## Request
Check each line of the listing for the word "Past" and give only the number of lines that have it.

## BEGIN Dataset excerpts

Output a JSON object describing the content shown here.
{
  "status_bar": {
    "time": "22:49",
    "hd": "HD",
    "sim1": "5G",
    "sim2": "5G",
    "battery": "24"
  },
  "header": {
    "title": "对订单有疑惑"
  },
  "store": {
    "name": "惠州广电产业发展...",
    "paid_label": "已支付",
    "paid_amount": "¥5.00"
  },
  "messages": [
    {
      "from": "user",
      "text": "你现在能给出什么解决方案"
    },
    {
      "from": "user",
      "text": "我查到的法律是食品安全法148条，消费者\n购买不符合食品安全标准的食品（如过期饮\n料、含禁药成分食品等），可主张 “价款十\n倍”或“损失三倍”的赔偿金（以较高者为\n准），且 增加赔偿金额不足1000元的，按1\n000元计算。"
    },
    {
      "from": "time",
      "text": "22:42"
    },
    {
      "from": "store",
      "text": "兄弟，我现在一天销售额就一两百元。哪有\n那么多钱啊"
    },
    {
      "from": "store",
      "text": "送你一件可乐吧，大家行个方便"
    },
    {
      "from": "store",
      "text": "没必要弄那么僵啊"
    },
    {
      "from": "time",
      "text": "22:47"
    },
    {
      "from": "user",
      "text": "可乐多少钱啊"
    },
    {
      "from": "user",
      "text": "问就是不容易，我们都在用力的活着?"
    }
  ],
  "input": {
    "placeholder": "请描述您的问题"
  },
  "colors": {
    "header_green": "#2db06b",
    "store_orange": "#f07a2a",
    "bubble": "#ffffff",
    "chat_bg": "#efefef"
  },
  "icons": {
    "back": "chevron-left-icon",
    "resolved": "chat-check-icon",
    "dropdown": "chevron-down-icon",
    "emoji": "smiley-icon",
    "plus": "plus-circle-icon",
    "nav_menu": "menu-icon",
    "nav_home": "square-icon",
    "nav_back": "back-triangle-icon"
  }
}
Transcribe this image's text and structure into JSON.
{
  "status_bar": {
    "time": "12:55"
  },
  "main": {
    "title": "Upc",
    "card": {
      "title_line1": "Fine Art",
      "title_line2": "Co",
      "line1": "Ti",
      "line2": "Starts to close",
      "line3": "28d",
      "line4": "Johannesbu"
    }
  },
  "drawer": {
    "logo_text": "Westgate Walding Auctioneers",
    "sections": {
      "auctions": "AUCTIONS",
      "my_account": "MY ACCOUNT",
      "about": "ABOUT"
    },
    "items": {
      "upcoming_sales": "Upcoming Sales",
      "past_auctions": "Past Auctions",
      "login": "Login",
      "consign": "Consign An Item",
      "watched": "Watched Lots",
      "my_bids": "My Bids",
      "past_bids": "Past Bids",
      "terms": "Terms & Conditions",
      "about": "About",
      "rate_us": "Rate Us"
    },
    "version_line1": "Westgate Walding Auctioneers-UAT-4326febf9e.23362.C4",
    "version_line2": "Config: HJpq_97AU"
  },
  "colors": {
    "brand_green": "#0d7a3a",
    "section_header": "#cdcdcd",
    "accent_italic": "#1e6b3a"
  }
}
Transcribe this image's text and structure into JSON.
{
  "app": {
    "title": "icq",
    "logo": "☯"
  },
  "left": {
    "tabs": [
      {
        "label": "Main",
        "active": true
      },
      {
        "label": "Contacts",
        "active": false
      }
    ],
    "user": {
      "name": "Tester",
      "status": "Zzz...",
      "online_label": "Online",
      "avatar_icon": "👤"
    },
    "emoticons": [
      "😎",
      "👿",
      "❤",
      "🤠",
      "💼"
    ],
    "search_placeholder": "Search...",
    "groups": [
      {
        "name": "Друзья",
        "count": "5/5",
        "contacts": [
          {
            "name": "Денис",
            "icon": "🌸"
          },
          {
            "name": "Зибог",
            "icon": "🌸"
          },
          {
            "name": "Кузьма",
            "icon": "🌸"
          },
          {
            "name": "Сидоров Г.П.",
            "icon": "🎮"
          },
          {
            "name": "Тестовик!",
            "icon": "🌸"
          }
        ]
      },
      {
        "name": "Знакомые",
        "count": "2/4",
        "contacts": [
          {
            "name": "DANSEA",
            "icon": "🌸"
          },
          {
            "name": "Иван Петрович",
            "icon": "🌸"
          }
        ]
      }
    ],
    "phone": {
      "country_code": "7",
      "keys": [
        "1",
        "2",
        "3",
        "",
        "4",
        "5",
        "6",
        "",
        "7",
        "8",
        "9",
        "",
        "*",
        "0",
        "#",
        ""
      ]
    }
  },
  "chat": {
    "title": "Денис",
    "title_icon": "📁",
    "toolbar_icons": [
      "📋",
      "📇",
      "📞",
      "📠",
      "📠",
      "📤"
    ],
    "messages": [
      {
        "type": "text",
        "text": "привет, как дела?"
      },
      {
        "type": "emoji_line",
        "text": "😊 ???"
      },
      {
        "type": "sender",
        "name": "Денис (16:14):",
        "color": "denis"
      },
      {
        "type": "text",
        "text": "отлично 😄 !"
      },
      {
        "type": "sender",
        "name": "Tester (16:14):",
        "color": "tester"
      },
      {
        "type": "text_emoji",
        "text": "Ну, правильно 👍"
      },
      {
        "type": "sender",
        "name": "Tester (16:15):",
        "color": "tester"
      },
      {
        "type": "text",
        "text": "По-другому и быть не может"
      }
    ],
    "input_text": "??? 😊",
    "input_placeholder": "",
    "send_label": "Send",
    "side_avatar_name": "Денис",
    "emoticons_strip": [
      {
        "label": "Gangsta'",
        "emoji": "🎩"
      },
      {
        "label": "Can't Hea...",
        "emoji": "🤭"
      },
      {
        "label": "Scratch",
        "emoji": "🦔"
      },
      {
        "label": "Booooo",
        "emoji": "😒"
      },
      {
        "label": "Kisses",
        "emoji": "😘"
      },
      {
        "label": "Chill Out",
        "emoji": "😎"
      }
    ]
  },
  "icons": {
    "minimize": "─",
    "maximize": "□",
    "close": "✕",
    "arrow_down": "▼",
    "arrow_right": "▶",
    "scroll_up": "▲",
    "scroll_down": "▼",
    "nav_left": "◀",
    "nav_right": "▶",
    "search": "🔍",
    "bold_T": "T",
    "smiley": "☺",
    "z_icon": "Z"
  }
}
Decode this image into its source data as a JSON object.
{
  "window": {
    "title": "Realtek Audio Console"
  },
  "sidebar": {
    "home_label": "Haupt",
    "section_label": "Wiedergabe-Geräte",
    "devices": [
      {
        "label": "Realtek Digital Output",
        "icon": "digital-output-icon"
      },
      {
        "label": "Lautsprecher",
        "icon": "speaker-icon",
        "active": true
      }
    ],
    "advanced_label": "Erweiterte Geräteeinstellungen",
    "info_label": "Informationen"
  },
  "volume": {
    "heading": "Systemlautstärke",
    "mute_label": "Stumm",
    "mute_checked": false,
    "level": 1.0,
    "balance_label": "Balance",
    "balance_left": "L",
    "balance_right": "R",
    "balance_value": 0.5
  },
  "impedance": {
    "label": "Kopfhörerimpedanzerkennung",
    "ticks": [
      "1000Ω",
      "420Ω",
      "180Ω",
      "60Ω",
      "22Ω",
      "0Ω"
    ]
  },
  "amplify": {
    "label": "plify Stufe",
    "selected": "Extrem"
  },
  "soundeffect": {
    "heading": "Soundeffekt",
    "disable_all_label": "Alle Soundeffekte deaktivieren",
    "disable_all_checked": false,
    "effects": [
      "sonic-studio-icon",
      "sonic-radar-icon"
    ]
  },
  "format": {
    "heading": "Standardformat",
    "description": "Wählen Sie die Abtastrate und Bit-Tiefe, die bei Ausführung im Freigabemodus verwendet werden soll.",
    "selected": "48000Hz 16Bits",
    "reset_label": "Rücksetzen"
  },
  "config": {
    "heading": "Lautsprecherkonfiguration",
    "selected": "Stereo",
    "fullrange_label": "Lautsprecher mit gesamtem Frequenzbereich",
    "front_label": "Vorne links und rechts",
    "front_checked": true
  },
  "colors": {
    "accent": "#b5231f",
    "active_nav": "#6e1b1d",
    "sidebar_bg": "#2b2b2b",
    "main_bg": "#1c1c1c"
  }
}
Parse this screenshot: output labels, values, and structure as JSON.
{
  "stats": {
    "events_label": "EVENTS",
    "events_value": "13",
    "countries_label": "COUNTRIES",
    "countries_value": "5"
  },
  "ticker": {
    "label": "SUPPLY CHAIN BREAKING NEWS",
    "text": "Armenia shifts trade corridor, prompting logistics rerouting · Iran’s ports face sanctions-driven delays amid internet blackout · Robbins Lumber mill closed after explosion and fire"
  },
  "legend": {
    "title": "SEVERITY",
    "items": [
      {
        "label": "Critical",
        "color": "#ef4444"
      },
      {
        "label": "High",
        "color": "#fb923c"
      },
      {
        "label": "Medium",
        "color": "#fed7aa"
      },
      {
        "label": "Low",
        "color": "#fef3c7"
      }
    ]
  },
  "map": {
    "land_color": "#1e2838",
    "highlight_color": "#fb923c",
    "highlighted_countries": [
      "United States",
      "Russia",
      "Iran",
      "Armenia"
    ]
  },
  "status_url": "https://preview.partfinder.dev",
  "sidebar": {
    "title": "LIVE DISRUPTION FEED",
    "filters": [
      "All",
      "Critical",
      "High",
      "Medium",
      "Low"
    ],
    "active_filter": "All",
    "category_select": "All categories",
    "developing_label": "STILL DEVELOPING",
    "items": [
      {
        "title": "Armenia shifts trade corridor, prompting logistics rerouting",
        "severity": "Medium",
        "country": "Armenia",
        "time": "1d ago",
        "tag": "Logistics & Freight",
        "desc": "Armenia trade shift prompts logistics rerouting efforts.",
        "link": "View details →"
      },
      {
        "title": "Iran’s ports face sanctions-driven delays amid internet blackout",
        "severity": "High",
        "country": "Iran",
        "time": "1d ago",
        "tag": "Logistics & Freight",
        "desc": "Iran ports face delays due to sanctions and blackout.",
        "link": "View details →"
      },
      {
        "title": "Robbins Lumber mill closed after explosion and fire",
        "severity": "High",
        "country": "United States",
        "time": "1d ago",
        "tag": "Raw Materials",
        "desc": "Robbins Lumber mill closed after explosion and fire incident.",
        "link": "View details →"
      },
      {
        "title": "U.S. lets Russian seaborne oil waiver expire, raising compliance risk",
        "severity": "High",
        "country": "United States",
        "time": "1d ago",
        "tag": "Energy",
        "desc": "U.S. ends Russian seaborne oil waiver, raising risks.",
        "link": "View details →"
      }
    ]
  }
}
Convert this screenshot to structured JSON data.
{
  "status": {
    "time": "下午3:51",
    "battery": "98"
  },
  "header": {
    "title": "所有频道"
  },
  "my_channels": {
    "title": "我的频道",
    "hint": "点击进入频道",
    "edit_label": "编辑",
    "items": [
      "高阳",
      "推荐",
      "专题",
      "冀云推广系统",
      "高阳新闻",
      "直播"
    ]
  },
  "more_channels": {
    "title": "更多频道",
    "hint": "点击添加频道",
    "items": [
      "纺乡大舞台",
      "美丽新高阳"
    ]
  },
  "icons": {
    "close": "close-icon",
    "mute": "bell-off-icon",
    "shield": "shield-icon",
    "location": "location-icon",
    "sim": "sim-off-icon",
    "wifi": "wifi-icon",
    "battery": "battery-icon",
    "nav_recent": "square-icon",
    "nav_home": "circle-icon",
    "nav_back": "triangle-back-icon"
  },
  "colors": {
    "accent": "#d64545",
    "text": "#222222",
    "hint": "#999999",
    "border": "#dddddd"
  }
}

## END Dataset excerpts

## The output
2